To be done: Every entry must be duplicated precisely as written.

Stored rows:
####################
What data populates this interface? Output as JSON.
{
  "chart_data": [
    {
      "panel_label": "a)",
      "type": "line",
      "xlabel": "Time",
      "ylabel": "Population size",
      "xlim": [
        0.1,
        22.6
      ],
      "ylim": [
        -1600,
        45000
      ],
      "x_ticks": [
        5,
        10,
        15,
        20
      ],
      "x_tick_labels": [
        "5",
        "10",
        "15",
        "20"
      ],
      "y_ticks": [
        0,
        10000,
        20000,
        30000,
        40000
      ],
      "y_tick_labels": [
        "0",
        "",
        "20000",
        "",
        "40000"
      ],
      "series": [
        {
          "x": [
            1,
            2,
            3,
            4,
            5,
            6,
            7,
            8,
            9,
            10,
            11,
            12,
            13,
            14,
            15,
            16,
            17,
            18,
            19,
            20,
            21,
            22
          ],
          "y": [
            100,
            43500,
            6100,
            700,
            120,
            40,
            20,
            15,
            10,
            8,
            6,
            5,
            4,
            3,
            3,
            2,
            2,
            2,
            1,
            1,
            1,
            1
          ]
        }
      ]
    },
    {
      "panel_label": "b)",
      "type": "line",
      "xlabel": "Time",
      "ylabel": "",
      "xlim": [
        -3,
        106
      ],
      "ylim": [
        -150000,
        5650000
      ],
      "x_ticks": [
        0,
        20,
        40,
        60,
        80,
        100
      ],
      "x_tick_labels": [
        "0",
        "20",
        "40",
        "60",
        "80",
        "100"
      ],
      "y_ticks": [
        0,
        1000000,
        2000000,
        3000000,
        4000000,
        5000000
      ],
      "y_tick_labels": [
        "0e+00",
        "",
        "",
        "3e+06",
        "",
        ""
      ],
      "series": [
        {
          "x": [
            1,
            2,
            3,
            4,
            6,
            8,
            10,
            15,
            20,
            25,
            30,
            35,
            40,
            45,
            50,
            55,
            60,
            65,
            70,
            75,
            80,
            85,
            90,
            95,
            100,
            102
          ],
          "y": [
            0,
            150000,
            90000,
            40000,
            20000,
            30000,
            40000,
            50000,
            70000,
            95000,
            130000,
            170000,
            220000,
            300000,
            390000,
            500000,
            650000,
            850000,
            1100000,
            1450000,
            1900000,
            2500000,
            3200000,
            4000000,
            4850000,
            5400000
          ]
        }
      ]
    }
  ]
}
####################
Completed exercise:
What data populates this interface? Output as JSON.
{
  "chart_data": [
    {
      "panel_label": "a)",
      "type": "line",
      "xlabel": "Time",
      "ylabel": "Population size",
      "xlim": [
        0.1,
        22.6
      ],
      "ylim": [
        -1600,
        45000
      ],
      "x_ticks": [
        5,
        10,
        15,
        20
      ],
      "x_tick_labels": [
        "5",
        "10",
        "15",
        "20"
      ],
      "y_ticks": [
        0,
        10000,
        20000,
        30000,
        40000
      ],
      "y_tick_labels": [
        "0",
        "",
        "20000",
        "",
        "40000"
      ],
      "series": [
        {
          "x": [
            1,
            2,
            3,
            4,
            5,
            6,
            7,
            8,
            9,
            10,
            11,
            12,
            13,
            14,
            15,
            16,
            17,
            18,
            19,
            20,
            21,
            22
          ],
          "y": [
            100,
            43500,
            6100,
            700,
            120,
            40,
            20,
            15,
            10,
            8,
            6,
            5,
            4,
            3,
            3,
            2,
            2,
            2,
            1,
            1,
            1,
            1
          ]
        }
      ]
    },
    {
      "panel_label": "b)",
      "type": "line",
      "xlabel": "Time",
      "ylabel": "",
      "xlim": [
        -3,
        106
      ],
      "ylim": [
        -150000,
        5650000
      ],
      "x_ticks": [
        0,
        20,
        40,
        60,
        80,
        100
      ],
      "x_tick_labels": [
        "0",
        "20",
        "40",
        "60",
        "80",
        "100"
      ],
      "y_ticks": [
        0,
        1000000,
        2000000,
        3000000,
        4000000,
        5000000
      ],
      "y_tick_labels": [
        "0e+00",
        "",
        "",
        "3e+06",
        "",
        ""
      ],
      "series": [
        {
          "x": [
            1,
            2,
            3,
            4,
            6,
            8,
            10,
            15,
            20,
            25,
            30,
            35,
            40,
            45,
            50,
            55,
            60,
            65,
            70,
            75,
            80,
            85,
            90,
            95,
            100,
            102
          ],
          "y": [
            0,
            150000,
            90000,
            40000,
            20000,
            30000,
            40000,
            50000,
            70000,
            95000,
            130000,
            170000,
            220000,
            300000,
            390000,
            500000,
            650000,
            850000,
            1100000,
            1450000,
            1900000,
            2500000,
            3200000,
            4000000,
            4850000,
            5400000
          ]
        }
      ]
    }
  ]
}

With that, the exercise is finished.